→ **Entries provided**:
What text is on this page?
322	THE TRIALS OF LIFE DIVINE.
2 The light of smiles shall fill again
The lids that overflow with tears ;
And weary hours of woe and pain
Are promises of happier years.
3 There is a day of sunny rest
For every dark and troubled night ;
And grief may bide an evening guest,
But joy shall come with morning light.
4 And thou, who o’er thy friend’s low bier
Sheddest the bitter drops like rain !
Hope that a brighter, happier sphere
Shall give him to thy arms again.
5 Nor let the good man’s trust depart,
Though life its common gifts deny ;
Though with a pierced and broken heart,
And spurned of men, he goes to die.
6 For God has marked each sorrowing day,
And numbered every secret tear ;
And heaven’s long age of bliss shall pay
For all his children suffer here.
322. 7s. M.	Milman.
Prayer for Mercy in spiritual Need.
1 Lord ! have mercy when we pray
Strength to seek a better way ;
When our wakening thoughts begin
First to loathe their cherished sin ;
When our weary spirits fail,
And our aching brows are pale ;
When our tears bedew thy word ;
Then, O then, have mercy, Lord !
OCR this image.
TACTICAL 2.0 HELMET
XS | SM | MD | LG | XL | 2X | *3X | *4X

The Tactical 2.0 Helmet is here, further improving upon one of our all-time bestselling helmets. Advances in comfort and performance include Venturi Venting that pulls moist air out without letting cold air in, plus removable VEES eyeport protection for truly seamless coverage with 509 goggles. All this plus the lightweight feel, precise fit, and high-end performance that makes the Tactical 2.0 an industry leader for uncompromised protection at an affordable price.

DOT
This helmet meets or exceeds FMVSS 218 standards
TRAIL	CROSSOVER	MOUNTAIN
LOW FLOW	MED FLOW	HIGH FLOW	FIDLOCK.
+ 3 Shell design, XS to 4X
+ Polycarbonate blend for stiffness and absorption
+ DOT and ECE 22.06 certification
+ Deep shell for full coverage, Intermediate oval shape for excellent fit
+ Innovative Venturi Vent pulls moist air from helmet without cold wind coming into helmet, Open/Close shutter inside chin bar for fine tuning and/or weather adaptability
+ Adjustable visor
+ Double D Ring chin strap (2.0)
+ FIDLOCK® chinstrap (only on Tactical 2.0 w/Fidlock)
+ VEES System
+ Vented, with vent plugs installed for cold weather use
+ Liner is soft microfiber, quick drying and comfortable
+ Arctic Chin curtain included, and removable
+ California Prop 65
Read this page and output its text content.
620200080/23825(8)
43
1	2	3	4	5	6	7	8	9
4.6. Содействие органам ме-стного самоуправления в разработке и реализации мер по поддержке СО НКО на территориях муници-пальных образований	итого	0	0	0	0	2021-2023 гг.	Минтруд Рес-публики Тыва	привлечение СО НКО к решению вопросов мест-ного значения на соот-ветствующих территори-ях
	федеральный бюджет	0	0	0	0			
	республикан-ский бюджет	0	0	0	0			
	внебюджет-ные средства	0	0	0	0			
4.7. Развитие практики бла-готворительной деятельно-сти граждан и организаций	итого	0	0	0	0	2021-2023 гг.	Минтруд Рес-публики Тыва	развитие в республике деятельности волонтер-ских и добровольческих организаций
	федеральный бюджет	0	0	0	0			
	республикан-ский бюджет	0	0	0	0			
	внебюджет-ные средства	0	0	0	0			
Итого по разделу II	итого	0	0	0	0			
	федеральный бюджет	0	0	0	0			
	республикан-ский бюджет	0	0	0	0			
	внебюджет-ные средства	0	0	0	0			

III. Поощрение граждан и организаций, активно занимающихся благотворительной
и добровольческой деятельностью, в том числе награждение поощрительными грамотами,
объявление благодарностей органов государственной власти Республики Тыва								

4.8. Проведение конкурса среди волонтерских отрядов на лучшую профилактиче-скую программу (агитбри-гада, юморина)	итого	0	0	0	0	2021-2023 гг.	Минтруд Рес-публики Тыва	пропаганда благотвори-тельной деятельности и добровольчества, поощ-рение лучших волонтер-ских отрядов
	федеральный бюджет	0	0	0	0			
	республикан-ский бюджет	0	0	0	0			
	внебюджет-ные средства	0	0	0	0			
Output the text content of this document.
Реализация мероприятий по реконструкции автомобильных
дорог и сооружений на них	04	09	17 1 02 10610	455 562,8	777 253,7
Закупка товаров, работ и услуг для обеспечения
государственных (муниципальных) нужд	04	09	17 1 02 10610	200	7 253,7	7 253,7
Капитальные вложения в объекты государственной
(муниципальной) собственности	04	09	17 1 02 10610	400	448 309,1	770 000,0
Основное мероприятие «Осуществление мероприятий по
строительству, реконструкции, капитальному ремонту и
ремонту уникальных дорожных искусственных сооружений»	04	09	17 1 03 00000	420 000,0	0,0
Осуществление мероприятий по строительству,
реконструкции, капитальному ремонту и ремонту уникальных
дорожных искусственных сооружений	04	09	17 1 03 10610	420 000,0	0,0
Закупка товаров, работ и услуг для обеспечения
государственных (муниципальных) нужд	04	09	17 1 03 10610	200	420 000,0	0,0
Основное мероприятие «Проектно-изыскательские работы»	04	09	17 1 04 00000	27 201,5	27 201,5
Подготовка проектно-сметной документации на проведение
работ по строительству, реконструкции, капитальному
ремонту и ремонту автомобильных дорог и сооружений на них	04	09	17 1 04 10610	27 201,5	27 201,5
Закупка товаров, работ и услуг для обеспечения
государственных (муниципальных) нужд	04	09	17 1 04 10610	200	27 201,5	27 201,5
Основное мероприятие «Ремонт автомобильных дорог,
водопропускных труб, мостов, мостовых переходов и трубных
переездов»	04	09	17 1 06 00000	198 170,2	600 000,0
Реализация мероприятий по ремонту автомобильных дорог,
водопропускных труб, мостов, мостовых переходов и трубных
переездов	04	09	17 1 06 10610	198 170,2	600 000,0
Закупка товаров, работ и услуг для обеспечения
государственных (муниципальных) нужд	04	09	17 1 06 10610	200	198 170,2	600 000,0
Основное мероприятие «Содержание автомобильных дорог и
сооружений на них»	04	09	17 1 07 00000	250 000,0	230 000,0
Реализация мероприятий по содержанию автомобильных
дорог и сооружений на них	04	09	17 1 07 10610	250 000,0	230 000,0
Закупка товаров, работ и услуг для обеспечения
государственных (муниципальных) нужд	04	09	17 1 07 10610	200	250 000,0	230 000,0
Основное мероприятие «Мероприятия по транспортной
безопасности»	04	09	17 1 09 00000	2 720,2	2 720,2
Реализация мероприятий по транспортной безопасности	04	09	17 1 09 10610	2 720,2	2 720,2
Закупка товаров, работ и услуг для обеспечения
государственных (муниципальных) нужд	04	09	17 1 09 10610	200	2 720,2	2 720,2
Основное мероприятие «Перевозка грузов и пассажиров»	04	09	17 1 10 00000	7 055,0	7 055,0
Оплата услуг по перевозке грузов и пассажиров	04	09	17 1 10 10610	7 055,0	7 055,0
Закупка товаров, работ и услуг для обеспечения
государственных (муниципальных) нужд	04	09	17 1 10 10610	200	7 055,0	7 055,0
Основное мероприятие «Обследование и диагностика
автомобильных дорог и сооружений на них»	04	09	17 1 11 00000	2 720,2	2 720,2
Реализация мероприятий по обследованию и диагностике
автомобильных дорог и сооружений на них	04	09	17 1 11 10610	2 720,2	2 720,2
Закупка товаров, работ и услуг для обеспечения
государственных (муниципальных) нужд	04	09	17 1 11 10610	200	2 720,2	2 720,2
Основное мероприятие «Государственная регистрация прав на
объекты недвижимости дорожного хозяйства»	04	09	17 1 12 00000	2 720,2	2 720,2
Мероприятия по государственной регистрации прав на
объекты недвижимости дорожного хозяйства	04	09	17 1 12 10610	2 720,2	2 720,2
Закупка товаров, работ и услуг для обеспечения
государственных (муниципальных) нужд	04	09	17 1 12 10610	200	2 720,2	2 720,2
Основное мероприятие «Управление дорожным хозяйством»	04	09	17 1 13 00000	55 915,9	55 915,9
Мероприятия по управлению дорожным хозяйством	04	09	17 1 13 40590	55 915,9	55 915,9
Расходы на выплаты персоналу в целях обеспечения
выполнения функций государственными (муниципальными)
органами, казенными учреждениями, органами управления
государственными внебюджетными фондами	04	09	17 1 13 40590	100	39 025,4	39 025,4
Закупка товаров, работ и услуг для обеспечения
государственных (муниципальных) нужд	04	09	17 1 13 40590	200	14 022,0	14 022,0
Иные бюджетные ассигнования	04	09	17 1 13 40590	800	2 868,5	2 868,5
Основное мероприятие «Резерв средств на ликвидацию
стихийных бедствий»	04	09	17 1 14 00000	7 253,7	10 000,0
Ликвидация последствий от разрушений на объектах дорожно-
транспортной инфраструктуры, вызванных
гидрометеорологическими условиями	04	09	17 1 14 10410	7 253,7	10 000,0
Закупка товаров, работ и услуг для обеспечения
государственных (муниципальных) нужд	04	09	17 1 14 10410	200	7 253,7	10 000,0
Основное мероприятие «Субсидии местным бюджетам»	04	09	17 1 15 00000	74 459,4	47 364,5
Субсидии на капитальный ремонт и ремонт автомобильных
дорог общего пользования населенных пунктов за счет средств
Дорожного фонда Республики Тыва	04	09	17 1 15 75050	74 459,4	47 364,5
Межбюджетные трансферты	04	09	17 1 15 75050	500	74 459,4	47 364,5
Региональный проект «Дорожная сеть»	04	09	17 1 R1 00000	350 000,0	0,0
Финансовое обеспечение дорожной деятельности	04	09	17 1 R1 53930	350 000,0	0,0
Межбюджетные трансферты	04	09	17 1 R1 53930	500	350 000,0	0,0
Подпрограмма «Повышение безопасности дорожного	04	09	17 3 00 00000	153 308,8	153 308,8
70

→ **Aim**: Find all lines where the word "дорожных" appears. Copy them.

→ **Result of the exercise**:
ремонту уникальных дорожных искусственных сооружений»	04	09	17 1 03 00000	420 000,0	0,0
дорожных искусственных сооружений	04	09	17 1 03 10610	420 000,0	0,0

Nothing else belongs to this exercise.